Find each line with the string "ratios" and report it.

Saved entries
··········

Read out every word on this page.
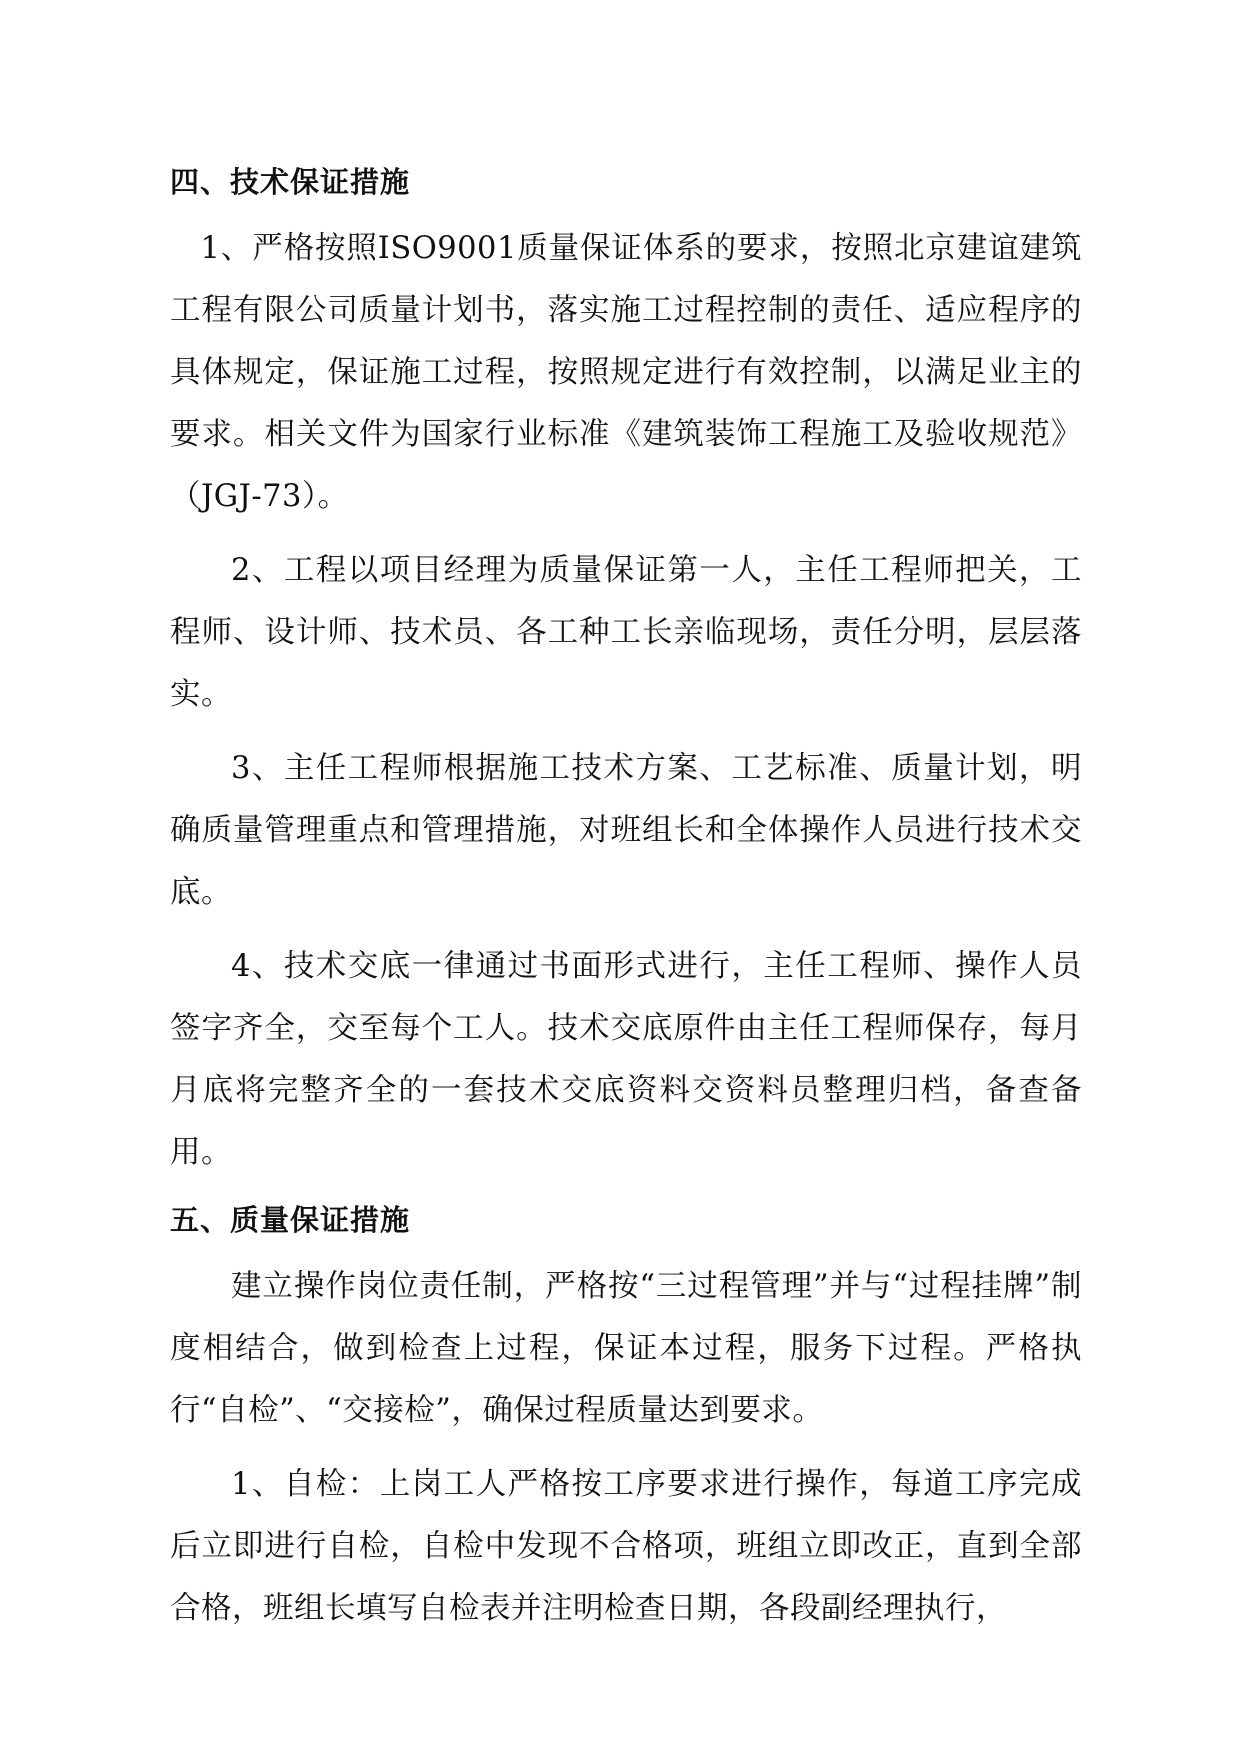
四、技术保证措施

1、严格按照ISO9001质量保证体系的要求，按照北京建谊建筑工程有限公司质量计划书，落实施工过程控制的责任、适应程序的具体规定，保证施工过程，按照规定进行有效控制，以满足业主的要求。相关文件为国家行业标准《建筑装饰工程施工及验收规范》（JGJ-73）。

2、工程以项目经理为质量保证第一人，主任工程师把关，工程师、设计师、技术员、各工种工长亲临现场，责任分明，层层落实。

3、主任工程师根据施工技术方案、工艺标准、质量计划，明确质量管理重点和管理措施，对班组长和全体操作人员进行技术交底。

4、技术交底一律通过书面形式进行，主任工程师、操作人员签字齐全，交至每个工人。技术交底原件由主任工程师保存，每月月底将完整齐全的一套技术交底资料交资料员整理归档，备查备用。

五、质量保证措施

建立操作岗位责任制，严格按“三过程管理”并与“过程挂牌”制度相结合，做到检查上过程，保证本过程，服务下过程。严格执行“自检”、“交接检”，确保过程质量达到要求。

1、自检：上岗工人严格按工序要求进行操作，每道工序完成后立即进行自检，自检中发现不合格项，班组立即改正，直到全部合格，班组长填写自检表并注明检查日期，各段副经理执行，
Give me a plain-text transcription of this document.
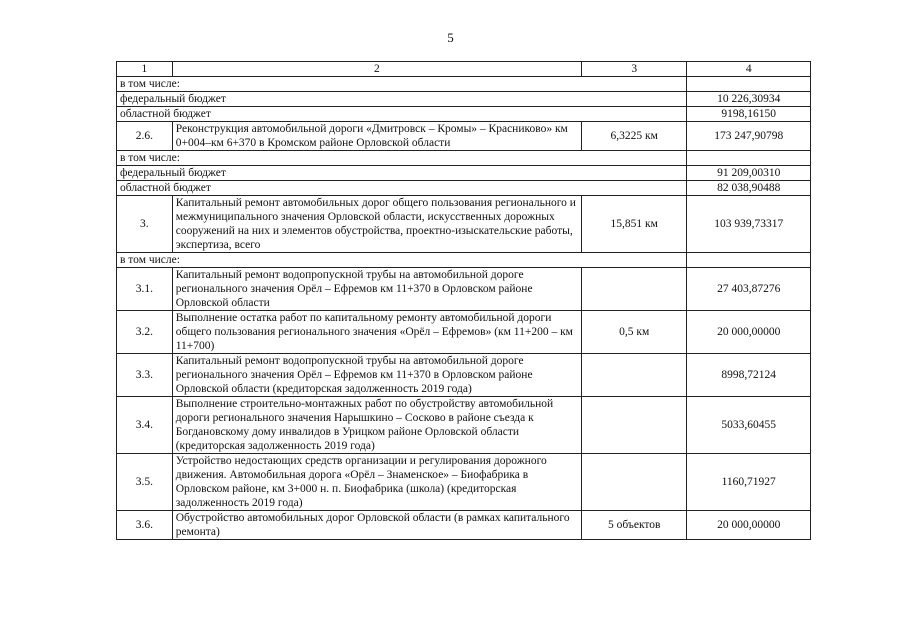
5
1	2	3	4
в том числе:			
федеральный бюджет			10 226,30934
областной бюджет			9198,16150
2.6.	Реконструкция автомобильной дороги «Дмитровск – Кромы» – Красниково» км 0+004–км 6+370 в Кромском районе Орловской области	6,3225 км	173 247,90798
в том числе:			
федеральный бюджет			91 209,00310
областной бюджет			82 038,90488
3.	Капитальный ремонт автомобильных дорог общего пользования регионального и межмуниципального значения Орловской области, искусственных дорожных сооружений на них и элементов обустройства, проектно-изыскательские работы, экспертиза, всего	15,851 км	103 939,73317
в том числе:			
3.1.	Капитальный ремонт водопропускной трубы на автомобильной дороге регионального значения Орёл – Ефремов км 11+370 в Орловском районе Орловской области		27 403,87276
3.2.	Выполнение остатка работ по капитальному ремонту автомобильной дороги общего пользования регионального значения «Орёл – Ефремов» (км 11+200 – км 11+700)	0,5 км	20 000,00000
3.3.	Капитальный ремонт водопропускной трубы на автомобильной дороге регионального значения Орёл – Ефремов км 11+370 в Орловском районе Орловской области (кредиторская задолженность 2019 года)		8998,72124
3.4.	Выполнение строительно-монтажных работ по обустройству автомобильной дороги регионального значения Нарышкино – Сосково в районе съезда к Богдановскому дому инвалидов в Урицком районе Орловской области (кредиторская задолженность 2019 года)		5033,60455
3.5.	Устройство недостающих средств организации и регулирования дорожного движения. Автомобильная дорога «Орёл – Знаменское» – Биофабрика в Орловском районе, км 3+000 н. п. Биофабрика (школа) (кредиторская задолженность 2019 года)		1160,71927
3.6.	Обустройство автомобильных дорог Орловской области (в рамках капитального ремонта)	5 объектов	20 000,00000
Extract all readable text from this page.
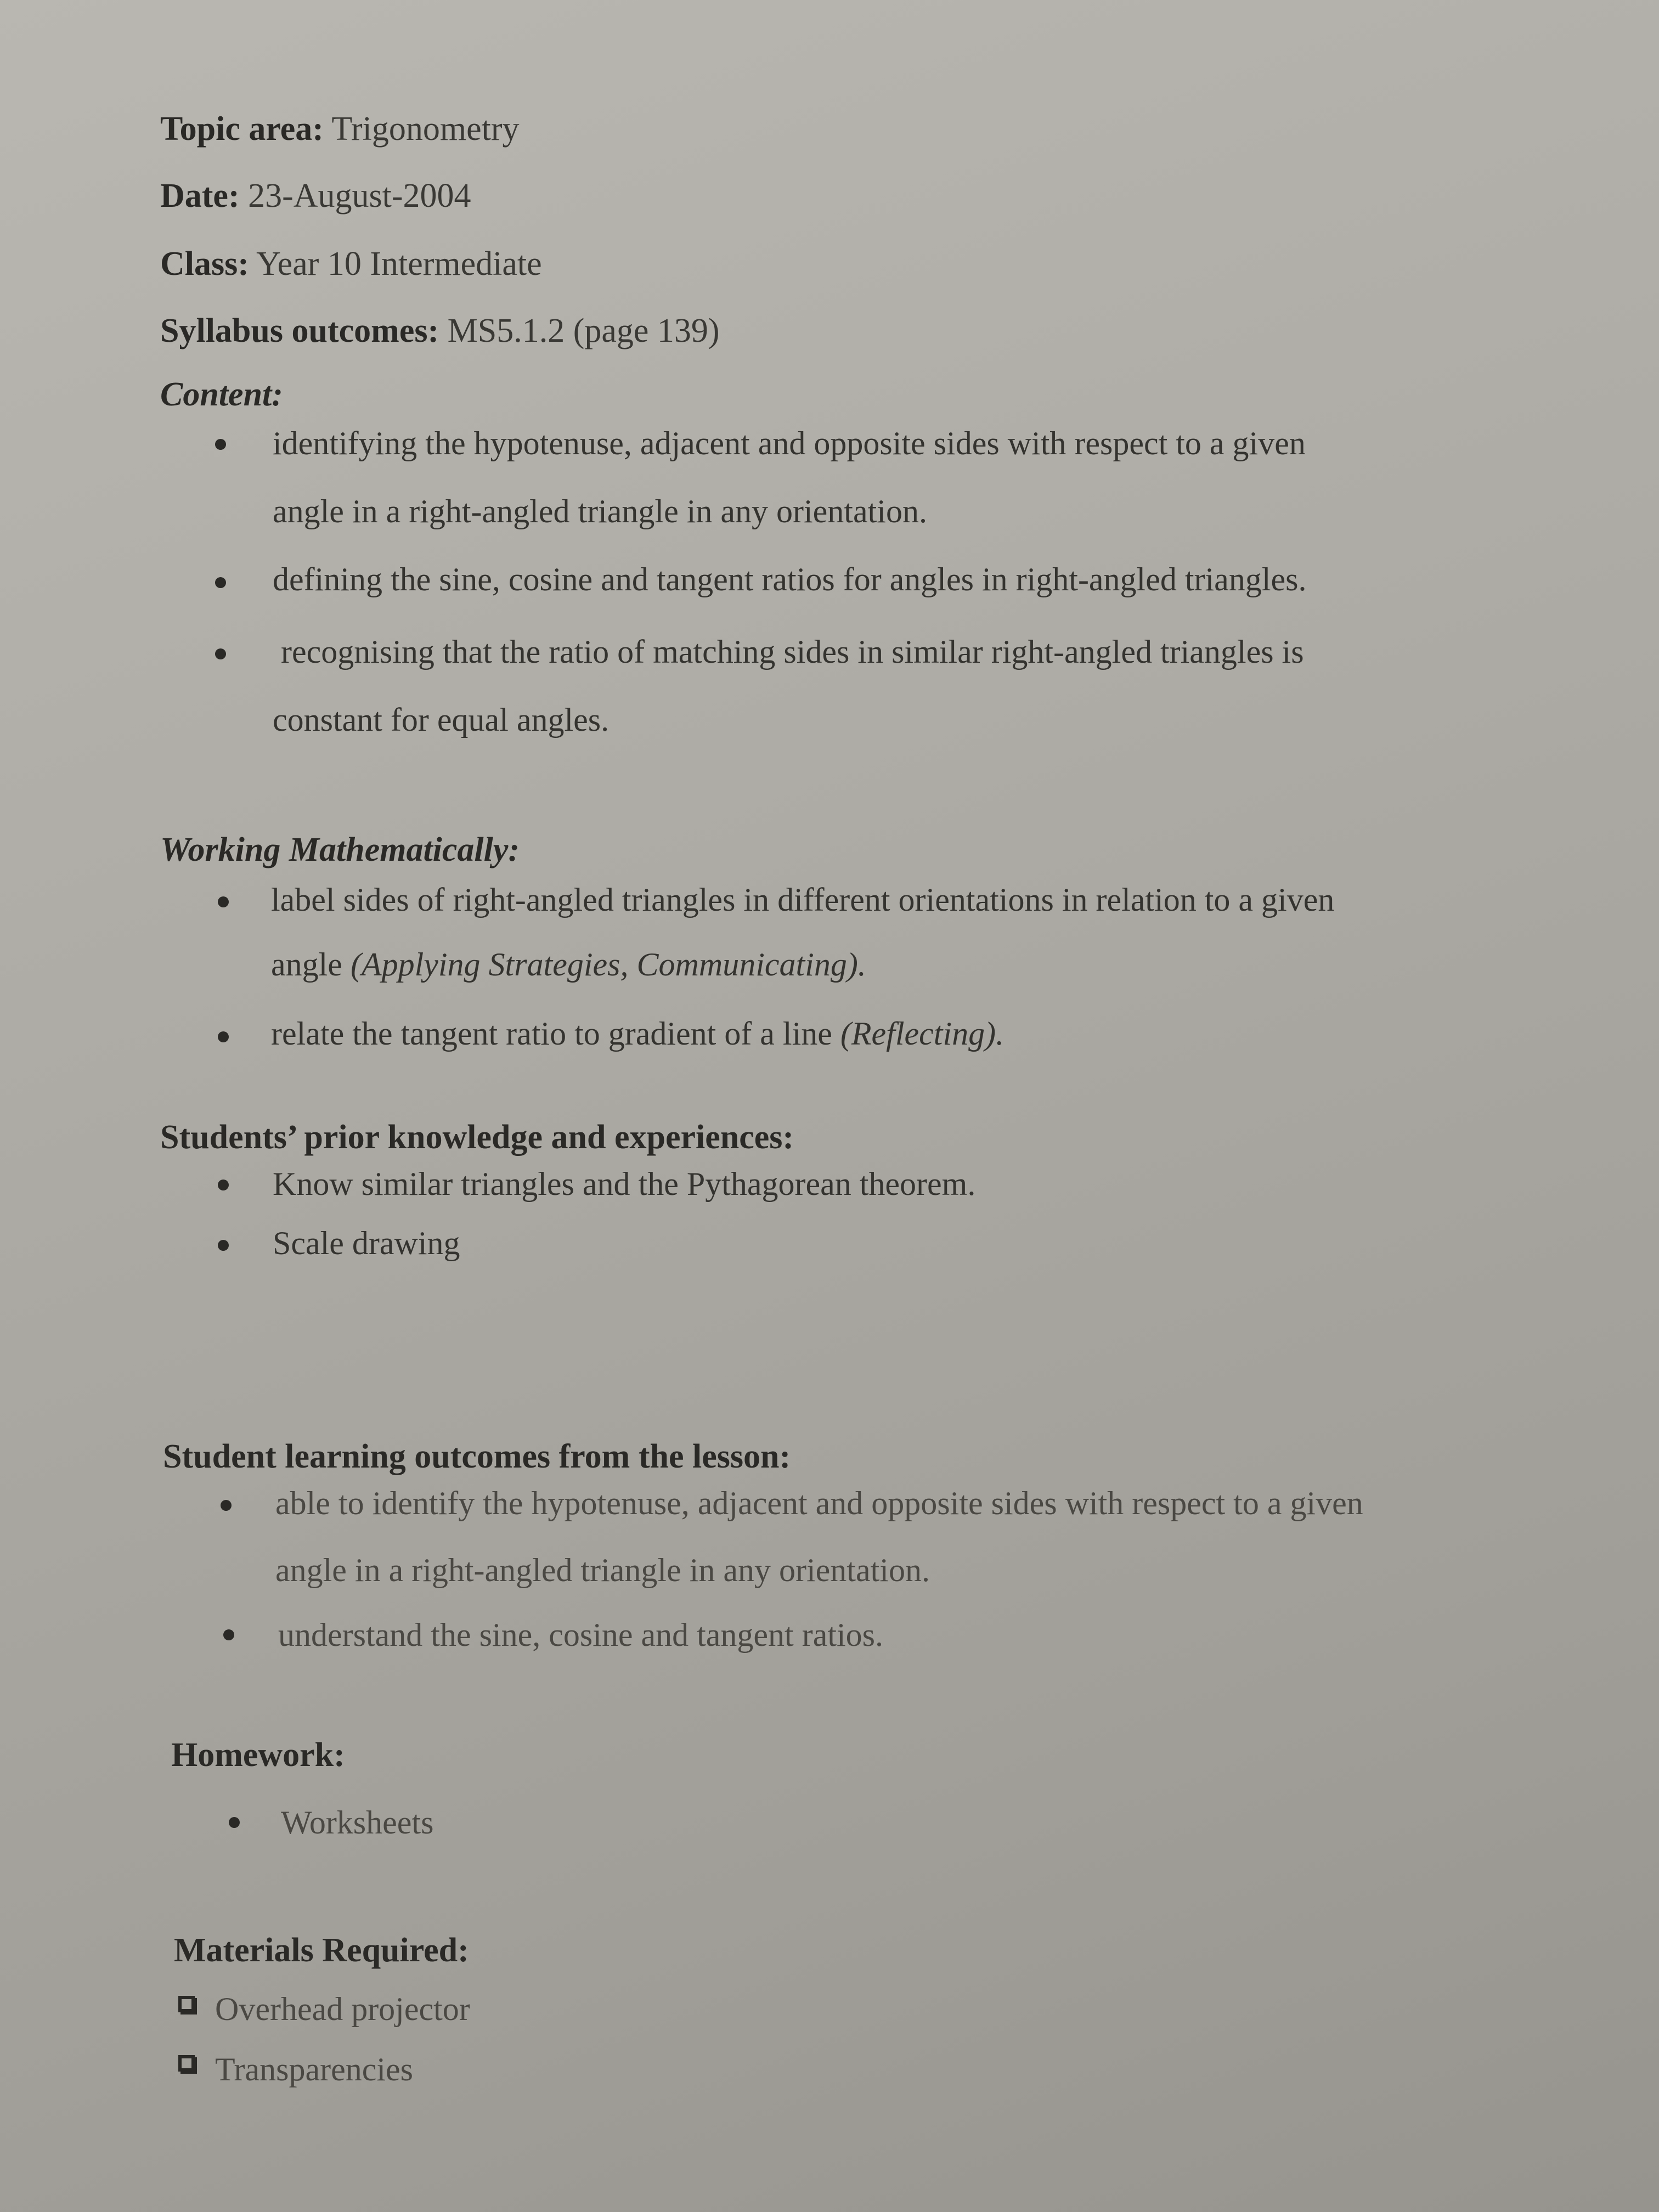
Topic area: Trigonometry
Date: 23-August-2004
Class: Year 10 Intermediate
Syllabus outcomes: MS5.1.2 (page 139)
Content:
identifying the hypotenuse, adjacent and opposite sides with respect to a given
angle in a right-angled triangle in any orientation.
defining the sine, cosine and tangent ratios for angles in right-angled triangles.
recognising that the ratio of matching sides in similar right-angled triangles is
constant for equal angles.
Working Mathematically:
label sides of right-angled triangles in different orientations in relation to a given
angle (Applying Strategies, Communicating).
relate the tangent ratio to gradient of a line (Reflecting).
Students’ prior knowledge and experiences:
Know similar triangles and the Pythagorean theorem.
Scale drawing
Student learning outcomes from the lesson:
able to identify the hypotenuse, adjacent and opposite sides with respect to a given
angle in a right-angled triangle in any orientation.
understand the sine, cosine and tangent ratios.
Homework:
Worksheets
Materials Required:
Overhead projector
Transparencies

··········

Exercise response »
defining the sine, cosine and tangent ratios for angles in right-angled triangles.
understand the sine, cosine and tangent ratios.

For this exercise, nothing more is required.